Rows from a dataset:
%%

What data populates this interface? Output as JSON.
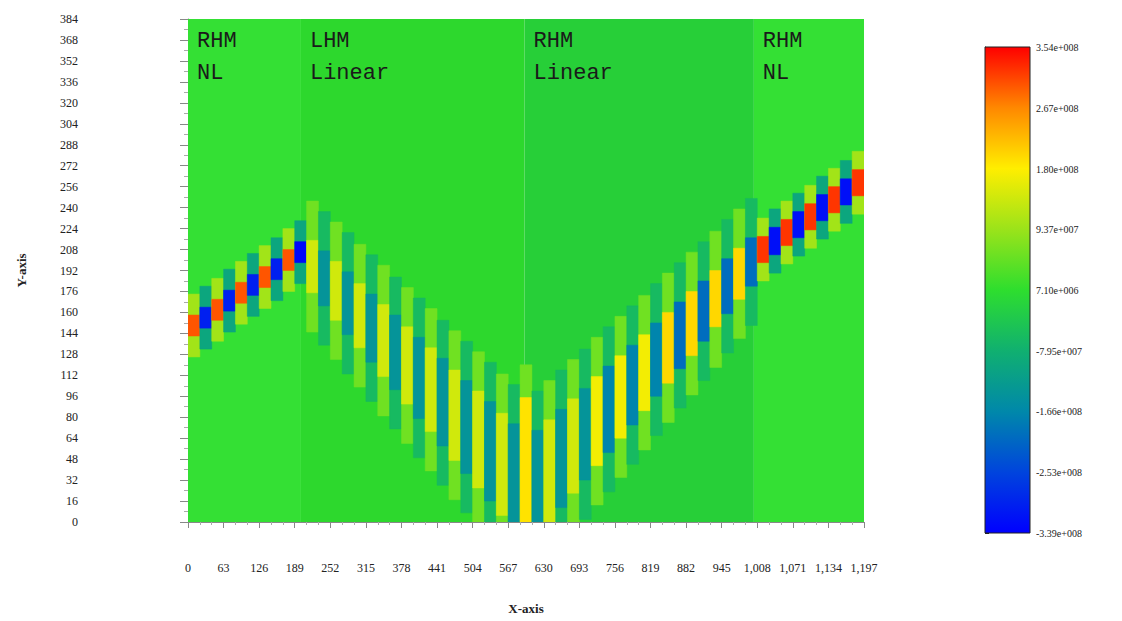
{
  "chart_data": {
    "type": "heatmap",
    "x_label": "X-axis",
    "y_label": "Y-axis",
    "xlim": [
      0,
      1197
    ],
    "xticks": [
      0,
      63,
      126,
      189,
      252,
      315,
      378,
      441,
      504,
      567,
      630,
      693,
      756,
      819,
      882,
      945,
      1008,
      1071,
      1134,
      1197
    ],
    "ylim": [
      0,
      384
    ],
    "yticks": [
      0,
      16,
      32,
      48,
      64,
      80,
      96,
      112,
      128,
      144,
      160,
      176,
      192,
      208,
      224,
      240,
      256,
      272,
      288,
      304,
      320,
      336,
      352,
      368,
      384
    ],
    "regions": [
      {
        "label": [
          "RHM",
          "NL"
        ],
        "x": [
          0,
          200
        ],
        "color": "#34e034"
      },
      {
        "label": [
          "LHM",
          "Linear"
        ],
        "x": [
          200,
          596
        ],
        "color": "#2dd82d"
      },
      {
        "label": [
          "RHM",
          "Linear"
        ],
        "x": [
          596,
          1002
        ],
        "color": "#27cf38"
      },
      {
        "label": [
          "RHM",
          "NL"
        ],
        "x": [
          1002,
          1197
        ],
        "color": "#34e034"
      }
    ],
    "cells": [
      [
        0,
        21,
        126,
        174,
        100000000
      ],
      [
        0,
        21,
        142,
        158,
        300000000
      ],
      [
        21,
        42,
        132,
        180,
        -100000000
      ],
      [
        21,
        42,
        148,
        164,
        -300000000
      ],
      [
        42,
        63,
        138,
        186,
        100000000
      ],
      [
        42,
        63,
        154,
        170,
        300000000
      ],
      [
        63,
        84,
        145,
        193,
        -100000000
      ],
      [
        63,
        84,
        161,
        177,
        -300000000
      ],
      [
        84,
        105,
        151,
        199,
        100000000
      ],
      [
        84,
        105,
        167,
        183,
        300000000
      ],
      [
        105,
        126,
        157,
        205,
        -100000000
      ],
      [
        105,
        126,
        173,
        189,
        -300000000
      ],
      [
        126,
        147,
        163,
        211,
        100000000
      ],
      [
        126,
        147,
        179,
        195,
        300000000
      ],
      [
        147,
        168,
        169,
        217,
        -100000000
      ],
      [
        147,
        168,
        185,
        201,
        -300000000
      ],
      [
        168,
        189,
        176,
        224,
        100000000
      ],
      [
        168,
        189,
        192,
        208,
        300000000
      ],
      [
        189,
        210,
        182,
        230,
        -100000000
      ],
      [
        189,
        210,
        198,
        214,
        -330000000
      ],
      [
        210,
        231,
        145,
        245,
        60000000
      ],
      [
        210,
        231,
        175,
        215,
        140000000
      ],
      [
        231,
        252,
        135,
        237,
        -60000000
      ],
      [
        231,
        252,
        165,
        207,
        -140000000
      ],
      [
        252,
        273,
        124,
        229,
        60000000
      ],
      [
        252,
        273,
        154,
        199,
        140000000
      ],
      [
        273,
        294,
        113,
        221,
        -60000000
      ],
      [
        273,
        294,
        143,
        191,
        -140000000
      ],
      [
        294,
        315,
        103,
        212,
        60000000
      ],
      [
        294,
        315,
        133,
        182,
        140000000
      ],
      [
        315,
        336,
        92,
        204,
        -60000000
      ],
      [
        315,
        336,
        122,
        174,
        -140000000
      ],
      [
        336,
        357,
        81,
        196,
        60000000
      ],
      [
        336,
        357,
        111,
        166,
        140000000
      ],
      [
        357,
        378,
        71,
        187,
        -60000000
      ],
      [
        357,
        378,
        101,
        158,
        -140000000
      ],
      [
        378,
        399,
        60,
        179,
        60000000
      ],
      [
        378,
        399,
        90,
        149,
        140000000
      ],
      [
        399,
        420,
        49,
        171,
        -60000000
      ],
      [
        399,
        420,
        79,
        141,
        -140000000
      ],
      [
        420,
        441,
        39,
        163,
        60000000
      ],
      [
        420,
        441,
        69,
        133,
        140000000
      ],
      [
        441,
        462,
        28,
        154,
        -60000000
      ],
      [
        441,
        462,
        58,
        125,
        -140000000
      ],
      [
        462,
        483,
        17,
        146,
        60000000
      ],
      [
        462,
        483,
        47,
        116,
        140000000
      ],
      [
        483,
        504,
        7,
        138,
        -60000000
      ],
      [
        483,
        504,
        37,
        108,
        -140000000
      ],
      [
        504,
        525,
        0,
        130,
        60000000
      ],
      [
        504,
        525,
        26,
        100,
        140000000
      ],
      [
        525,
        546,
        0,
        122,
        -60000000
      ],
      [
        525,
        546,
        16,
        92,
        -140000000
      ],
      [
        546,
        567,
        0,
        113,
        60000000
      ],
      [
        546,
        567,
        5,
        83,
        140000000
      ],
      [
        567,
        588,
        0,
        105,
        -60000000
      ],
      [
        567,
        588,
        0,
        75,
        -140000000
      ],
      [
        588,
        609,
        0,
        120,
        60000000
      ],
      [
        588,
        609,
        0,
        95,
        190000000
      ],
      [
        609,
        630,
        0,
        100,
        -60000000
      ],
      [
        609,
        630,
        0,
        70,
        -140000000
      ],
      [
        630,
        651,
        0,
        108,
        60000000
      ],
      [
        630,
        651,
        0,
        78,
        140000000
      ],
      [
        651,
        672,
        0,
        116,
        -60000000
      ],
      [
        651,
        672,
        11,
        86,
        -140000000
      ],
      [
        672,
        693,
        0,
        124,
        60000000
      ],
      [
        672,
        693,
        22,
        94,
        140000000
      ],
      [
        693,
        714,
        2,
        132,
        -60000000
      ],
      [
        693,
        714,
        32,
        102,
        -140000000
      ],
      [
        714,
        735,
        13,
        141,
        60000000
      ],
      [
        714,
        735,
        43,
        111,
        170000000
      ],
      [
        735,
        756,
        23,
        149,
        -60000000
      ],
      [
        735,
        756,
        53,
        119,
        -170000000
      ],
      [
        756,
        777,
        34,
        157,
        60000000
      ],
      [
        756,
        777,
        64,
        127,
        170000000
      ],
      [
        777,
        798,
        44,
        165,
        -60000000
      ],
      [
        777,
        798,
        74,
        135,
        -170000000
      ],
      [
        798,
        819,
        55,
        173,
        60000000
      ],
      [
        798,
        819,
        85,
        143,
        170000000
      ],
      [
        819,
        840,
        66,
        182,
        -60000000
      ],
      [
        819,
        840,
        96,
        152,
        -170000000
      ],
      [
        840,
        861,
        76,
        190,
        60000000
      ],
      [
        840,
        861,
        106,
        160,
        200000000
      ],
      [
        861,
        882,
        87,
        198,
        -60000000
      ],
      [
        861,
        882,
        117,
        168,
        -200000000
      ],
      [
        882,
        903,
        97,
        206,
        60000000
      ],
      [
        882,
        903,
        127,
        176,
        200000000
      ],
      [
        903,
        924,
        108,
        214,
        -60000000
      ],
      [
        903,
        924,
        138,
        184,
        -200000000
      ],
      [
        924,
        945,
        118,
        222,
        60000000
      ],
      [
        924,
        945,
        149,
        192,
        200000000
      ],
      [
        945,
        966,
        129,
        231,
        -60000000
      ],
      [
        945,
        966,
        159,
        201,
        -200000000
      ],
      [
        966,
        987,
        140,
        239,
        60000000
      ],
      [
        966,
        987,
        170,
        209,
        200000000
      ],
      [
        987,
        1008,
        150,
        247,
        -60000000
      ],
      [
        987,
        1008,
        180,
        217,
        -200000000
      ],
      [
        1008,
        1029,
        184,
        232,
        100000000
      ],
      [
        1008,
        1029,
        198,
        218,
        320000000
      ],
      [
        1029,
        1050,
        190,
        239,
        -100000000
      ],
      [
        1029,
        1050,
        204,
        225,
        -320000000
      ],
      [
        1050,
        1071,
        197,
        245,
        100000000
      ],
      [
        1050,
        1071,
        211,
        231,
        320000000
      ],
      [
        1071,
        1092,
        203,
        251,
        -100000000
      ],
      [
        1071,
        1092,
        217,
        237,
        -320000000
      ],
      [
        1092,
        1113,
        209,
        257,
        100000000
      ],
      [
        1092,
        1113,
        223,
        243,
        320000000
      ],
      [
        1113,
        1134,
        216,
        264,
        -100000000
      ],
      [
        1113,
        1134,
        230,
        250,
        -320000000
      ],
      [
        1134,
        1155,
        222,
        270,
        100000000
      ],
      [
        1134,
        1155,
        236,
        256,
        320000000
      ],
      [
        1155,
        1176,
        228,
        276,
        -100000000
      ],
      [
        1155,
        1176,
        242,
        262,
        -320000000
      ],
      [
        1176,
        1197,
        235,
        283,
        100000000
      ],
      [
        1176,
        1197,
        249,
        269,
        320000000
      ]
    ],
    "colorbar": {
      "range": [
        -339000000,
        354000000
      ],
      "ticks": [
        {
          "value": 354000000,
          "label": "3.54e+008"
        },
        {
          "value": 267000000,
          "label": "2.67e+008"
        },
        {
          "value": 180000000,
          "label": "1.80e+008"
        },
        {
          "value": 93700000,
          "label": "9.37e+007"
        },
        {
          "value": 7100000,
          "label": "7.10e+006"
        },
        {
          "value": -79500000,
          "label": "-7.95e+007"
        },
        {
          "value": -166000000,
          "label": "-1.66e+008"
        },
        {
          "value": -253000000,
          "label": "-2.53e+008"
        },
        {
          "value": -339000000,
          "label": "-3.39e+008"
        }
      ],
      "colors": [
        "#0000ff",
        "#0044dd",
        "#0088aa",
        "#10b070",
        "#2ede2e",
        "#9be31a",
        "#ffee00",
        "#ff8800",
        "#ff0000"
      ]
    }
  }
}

%%
%%

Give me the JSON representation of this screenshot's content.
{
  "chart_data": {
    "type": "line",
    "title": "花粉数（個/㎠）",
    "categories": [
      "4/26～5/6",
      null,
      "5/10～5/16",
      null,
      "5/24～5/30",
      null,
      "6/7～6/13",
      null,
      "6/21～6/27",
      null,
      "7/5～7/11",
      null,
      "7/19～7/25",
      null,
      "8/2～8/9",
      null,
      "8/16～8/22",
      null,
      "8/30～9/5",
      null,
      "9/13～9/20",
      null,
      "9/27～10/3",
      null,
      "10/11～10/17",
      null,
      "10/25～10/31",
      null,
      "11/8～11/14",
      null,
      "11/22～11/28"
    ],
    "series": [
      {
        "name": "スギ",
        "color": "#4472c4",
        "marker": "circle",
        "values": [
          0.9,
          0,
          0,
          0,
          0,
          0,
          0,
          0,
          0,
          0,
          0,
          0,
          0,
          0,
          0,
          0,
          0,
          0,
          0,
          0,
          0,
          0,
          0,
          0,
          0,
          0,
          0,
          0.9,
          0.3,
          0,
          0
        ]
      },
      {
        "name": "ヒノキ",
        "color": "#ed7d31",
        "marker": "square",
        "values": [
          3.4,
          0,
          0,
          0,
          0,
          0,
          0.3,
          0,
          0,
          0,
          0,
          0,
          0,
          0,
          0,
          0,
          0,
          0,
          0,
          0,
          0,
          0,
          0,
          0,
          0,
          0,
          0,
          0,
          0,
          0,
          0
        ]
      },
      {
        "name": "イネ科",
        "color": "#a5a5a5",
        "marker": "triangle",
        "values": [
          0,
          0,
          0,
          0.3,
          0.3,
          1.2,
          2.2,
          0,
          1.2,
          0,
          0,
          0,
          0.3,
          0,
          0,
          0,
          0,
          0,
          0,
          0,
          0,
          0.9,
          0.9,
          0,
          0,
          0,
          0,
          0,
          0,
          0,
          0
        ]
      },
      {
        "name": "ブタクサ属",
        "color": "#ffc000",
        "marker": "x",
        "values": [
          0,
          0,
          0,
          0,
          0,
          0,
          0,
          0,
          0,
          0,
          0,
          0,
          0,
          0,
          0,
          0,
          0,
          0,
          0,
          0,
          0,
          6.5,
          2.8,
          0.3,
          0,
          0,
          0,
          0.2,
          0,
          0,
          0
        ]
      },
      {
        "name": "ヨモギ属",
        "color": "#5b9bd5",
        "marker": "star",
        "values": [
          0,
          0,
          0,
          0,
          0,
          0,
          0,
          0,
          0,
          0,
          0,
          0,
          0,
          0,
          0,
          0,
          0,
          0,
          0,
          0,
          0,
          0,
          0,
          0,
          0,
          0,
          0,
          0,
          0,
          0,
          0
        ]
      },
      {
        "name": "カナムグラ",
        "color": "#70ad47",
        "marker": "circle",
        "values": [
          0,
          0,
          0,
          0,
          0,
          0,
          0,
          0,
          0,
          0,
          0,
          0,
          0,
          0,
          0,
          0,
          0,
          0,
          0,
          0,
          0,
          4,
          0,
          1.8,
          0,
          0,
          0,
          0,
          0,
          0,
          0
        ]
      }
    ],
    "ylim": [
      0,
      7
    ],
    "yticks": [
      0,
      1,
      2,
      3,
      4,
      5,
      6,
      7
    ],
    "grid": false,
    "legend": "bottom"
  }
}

%%

Check every line in the material above for the string "JSON", then give only the number of lines that have it.

Result. 2